Direction 1
Copy every line of the records below word for word.

==== Text excerpt ====

Distinguished university professor, lifetime ARBA judge #386, lifetime ARBA member, esteemed ARBA Standards Committee member, ARBA King, influential lecturer and writer, revered Dutch breeder, and passionate mentor to thousands, we proudly dedicate the 96th ARBA Convention to Dr. Scott Williamson of Fresno, California.
Dr. Williamson, or “Doc” as he is affectionately known to many in the ARBA and academic communities, was raised in La Porte, Indiana. He’s the youngest of four children, he being the only son born to his parents. His father, Wilbur, a WWII veteran, served as the initiator of Doc’s rabbit passion. At just five years old, Doc remembers his dad bringing home a white New Zealand buck. This first rabbit earned the name “Pinky” as well as a boy’s sincere love, but sadly he died not long after. It was five years later at the county fair that Doc crossed paths again with rabbits. This time, it was none other than Dutch, the breed that would come to define his decades-long status as a masterful breeder. To combine the lesson of responsibility with his young son’s county fair curiosity, Wilbur told him he would have to pay for the rabbit himself if he wanted it. So, for $1.50, Doc purchased his first Dutch, a Tort doe. Later that same year, he purchased a Tort buck, and 1964 kicked off the start of Doc’s famous Dutch herd.
As a youth, Doc traveled to local Midwest shows, and became inspired by the gentle, fatherly hands of his mentors such as Ray Bradway, Tom and Bobby Burns. His first Reserve In Show came in 1969 with his Blue buck, “Blue Boy”, the start of innumerable wins to come. Traveling to rabbit shows served as bonding time for father and son. It wasn’t long before Doc purchased a Chocolate Dutch for his dad so they could work together on this beloved and shared interest. Together in 1970, they traveled to Mason City, Iowa for Doc’s first National Dutch Show. He went on to travel to ARBA Conventions, participate in youth contests, win the title of ARBA King, and, in 1978, earn his ARBA judge license.
Just before taking off to college, Doc and Wilbur had 50 cages of Dutch in their rabbit barn. Because rabbits were such a meaningful part of Doc’s life, Wilbur took care of the rabbits while Doc went to Purdue to pursue his undergraduate degree. After finishing his Bachelor of Science degree, Doc moved to the University of Illinois in Champagne, Illinois to earn his Master of Science in Ruminant Nutrition and then Doctorate in Meat Science. While pursuing his graduate degrees, he kept his rabbits in a Quonset hut on the campus farm. For most young rabbit breeders, rabbits take a break during college. For Doc, rabbits always remained close.
As a young man, Doc dreamed of being a veterinarian. However, it was his instinctive love for teaching which inspired him to pursue a career as a professor of Animal Science. After a connection to a famous Flemish Giant breeder and meat science professor at Fresno State University, Doc Jacobs, young Dr. Scott Williamson packed a moving truck with his belongings and 21 rabbits to accept a position at the California State University. Doc vividly recalls forgetting to close the backdoor on the moving truck after a gas stop during his last freeway miles to Fresno on that trip. He was quick to accredit the honking and waving of each passerby to the type of warm, welcoming people of his new hometown! Remarkably, no rabbit carriers were lost during those last miles, and so began the California chapters of Doc’s ARBA, professional, and personal life.

==== Data lines ====

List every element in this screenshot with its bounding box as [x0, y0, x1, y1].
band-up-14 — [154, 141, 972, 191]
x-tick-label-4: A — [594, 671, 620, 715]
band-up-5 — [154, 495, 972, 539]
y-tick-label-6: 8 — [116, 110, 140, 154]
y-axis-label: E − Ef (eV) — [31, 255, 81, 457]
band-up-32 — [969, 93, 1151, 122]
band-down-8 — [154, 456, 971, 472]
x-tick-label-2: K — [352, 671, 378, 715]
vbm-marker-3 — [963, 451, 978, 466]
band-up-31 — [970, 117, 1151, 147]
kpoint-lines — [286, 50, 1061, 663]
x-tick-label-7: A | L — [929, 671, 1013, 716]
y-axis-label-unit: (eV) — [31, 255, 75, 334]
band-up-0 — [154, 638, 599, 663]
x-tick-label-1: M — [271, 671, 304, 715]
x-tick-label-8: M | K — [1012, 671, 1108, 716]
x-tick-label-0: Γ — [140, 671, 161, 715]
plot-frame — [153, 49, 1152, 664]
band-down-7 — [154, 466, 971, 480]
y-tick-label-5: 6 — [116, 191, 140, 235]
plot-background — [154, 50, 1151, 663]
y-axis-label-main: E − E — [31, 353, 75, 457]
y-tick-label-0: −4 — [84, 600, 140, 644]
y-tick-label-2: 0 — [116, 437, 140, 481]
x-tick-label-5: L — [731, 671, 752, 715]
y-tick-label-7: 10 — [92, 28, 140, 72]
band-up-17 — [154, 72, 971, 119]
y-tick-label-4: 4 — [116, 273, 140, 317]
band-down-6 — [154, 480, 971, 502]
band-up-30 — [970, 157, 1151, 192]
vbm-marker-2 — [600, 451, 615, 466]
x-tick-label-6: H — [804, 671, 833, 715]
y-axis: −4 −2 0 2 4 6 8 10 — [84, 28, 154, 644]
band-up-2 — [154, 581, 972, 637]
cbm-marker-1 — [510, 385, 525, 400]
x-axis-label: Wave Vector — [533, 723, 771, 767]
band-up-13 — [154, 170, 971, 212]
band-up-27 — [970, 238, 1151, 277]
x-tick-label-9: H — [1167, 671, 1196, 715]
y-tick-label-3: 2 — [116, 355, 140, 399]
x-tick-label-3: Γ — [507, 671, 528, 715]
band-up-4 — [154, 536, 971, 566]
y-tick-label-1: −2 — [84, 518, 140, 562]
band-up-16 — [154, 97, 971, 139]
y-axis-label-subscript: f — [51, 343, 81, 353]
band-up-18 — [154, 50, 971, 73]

====

Direction 2
Continue the tribute to Dr. Scott Williamson, the Dutch rabbit breeder, beginning right after its final sentence.

Right answer 1
List every element in this screenshot with its bounding box as [x0, y0, x1, y1].
band-up-14 — [154, 141, 972, 191]
x-tick-label-4: A — [594, 671, 620, 715]
band-up-5 — [154, 495, 972, 539]
y-tick-label-6: 8 — [116, 110, 140, 154]
y-axis-label: E − Ef (eV) — [31, 255, 81, 457]
band-up-32 — [969, 93, 1151, 122]
band-down-8 — [154, 456, 971, 472]
x-tick-label-2: K — [352, 671, 378, 715]
vbm-marker-3 — [963, 451, 978, 466]
band-up-31 — [970, 117, 1151, 147]
kpoint-lines — [286, 50, 1061, 663]
x-tick-label-7: A | L — [929, 671, 1013, 716]
y-axis-label-unit: (eV) — [31, 255, 75, 334]
band-up-0 — [154, 638, 599, 663]
x-tick-label-1: M — [271, 671, 304, 715]
x-tick-label-8: M | K — [1012, 671, 1108, 716]
x-tick-label-0: Γ — [140, 671, 161, 715]
plot-frame — [153, 49, 1152, 664]
band-down-7 — [154, 466, 971, 480]
y-tick-label-5: 6 — [116, 191, 140, 235]
plot-background — [154, 50, 1151, 663]
y-axis-label-main: E − E — [31, 353, 75, 457]
y-tick-label-0: −4 — [84, 600, 140, 644]
y-tick-label-2: 0 — [116, 437, 140, 481]
x-tick-label-5: L — [731, 671, 752, 715]
y-tick-label-7: 10 — [92, 28, 140, 72]
band-up-17 — [154, 72, 971, 119]
y-tick-label-4: 4 — [116, 273, 140, 317]
band-down-6 — [154, 480, 971, 502]
band-up-30 — [970, 157, 1151, 192]
vbm-marker-2 — [600, 451, 615, 466]
x-tick-label-6: H — [804, 671, 833, 715]
y-axis: −4 −2 0 2 4 6 8 10 — [84, 28, 154, 644]
band-up-2 — [154, 581, 972, 637]
cbm-marker-1 — [510, 385, 525, 400]
x-axis-label: Wave Vector — [533, 723, 771, 767]
band-up-13 — [154, 170, 971, 212]
band-up-27 — [970, 238, 1151, 277]
x-tick-label-9: H — [1167, 671, 1196, 715]
y-tick-label-3: 2 — [116, 355, 140, 399]
x-tick-label-3: Γ — [507, 671, 528, 715]
band-up-4 — [154, 536, 971, 566]
y-tick-label-1: −2 — [84, 518, 140, 562]
band-up-16 — [154, 97, 971, 139]
y-axis-label-subscript: f — [51, 343, 81, 353]
band-up-18 — [154, 50, 971, 73]

Right answer 2
Doc started a family, and had four children, Kate, Kelli, Beau and Hannah. Rabbits were a family activity in California for Doc, and his children fondly recall the bonding time together while traveling to shows, just like young Scott and his dad, Wilbur. His son, Beau, made the ARBA and his dad proud as a “rabbit kid” who would be elected to national President of FFA in 2006.
Judging in 38 US States and countless ARBA Conventions and breed national shows, taking home four ARBA Convention Best of Breed wins (with 3 different breeds), serving as a venerated member of the ARBA Standards Committee, holding executive board positions in the American Dutch Rabbit Club, Holland Lop Rabbit Specialty Club, and American English Spot Rabbit Club, and serving as President, Vice President, Treasurer and Director of Cal State Rabbit and Cavy Association include just some of Doc’s influence on the ARBA and rabbit and cavy industry. Yet, his greatest impact is unquestionably how he has affected so many past and present industry leaders, ARBA judges, ARBA registrars, breeders, exhibitors, and of course, students. There has quite possibly never been nor will there be a man who has touched more people through teaching and mentoring over the course of a lifetime than Dr. Scott Williamson.
Doc loves to teach. He is excited about teaching so much so that he commands every subject which has ever powerfully boomed from his stimulating, paternal and energetic core. Countless ARBA youth have sought admission to Fresno State University as animal science majors because of Doc. He has managed the swine unit and taught swine production for over thirty years, but he is never shy to admit to his first and current passion. While some students are afraid to disclose their rabbit hobby in class, Doc will proudly include rabbits in his university lessons and even exams to make the “rabbit students” feel at home.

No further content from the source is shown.